━━ LISTED ENTRIES
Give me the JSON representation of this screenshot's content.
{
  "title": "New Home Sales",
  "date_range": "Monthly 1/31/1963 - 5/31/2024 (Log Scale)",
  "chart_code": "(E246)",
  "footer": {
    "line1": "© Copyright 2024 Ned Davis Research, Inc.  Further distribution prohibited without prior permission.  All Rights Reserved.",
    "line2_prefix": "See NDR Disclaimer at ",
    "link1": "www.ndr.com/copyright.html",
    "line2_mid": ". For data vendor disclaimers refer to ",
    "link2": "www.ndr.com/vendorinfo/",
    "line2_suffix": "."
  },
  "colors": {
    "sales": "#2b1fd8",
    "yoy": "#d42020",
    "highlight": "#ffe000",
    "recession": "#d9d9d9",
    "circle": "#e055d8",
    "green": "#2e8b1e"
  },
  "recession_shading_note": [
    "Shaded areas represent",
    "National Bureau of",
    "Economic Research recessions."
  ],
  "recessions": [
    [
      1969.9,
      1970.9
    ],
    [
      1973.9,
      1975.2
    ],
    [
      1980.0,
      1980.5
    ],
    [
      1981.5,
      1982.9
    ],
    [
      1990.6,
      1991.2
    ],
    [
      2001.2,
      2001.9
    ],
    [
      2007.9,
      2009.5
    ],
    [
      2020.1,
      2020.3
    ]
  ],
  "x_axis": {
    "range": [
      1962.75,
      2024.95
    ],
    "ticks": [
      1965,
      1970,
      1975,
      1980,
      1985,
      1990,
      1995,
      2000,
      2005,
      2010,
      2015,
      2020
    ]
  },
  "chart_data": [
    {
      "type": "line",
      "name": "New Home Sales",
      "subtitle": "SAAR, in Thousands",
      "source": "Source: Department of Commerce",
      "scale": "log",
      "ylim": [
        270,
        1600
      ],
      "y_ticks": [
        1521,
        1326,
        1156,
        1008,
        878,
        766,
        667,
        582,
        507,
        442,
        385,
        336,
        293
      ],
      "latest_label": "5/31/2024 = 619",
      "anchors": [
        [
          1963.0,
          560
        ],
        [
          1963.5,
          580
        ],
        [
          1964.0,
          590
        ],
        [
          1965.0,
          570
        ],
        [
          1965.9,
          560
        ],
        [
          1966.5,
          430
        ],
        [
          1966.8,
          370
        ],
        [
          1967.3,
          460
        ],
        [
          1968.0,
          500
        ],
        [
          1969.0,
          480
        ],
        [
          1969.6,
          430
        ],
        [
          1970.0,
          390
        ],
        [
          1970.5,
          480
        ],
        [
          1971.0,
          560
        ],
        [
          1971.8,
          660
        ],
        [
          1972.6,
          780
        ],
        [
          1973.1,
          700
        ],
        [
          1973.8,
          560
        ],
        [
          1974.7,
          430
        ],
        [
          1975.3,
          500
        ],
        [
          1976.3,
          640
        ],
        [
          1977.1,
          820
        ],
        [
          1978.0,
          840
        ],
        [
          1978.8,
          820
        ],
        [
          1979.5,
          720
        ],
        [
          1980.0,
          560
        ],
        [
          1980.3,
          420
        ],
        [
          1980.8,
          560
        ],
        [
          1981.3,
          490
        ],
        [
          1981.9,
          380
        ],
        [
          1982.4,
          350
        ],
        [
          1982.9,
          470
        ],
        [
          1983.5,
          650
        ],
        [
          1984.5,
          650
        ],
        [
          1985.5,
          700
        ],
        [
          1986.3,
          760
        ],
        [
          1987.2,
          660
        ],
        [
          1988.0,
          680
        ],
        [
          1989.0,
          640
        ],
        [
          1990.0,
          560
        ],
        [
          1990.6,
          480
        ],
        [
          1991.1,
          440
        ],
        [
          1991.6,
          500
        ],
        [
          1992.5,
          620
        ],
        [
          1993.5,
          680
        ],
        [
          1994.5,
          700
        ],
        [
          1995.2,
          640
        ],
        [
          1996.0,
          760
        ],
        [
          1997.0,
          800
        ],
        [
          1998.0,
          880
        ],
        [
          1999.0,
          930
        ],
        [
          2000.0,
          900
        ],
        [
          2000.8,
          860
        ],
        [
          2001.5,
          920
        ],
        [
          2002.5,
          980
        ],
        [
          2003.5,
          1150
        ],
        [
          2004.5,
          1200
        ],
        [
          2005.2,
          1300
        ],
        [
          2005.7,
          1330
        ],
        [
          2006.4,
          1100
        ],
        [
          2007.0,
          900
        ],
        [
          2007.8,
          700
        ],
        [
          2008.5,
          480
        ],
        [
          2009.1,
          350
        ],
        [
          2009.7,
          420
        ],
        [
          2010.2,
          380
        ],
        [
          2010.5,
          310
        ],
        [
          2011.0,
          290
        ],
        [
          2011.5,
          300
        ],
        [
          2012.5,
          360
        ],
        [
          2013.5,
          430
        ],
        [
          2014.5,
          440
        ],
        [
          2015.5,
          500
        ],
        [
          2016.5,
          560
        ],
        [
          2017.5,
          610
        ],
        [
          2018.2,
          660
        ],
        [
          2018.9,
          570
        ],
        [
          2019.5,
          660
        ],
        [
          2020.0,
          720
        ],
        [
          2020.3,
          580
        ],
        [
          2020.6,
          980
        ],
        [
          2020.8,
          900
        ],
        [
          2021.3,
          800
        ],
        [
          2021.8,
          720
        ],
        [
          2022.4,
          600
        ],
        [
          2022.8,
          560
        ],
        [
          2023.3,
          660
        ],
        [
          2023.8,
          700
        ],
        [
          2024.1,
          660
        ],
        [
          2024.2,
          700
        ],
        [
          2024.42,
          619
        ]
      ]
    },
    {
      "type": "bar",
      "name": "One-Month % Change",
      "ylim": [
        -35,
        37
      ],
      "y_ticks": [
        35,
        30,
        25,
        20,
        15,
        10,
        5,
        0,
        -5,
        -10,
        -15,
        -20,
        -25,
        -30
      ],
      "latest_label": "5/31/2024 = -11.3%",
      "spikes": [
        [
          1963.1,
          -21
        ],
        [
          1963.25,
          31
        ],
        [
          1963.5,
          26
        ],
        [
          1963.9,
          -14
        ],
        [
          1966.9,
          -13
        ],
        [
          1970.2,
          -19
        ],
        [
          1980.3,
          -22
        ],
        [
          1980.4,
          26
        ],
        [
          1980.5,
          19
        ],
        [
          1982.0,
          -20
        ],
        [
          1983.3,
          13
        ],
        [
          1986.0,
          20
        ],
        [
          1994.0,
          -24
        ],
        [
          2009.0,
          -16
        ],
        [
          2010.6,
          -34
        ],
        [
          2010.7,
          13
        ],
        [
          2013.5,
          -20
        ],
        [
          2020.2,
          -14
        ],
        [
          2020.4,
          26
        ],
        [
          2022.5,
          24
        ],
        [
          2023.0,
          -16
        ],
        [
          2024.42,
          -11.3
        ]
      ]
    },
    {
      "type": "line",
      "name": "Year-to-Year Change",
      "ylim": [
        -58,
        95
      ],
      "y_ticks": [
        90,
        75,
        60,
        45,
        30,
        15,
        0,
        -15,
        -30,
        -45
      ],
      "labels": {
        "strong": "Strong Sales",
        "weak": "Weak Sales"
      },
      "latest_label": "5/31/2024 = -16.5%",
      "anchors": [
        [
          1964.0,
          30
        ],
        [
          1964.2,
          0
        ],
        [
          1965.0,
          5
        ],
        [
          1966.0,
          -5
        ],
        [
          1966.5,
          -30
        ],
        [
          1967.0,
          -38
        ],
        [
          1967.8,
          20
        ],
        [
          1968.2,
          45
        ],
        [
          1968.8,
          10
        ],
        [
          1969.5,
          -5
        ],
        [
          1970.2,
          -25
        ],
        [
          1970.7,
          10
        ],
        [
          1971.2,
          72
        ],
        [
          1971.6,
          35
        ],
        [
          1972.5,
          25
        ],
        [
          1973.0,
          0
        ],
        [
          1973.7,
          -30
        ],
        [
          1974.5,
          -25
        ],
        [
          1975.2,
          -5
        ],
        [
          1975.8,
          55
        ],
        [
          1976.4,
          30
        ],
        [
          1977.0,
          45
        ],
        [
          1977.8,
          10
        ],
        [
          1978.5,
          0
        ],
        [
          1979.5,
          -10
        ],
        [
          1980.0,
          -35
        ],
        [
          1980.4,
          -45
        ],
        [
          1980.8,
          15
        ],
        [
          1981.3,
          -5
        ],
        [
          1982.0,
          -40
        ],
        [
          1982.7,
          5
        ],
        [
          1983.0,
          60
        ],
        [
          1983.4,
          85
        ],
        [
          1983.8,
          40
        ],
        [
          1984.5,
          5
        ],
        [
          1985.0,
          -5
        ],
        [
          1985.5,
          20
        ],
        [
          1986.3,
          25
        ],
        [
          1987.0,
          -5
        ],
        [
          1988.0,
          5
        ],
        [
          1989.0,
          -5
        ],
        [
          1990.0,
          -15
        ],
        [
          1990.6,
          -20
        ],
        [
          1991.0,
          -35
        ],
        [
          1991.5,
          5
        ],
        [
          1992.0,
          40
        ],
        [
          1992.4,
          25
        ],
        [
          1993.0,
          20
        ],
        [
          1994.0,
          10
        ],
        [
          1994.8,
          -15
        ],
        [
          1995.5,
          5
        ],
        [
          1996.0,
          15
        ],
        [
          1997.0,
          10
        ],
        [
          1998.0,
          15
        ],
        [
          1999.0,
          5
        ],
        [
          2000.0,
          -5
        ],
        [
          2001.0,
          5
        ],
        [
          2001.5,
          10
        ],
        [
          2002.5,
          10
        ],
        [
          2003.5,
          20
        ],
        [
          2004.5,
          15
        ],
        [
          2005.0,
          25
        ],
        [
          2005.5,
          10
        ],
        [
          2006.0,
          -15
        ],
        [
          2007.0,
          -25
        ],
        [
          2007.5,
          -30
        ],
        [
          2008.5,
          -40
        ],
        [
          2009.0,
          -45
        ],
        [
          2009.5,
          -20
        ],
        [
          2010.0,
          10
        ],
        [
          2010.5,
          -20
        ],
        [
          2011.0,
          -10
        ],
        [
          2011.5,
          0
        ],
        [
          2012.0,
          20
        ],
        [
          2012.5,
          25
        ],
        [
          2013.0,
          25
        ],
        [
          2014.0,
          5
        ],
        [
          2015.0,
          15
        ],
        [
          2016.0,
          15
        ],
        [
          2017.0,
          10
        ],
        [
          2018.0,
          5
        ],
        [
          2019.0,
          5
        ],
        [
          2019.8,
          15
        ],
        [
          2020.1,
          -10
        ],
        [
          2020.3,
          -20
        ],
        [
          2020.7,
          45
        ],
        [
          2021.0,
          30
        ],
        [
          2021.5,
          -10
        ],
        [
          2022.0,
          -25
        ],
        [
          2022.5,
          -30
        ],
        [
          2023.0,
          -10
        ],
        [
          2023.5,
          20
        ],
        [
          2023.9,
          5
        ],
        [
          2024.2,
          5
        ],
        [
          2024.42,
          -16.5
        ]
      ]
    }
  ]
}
━━━━
◆ **EXERCISE PROMPT**:
Where a line in the material contains "recessions", copy that line.

◆ **SOLUTION**:
    "Economic Research recessions."
  "recessions": [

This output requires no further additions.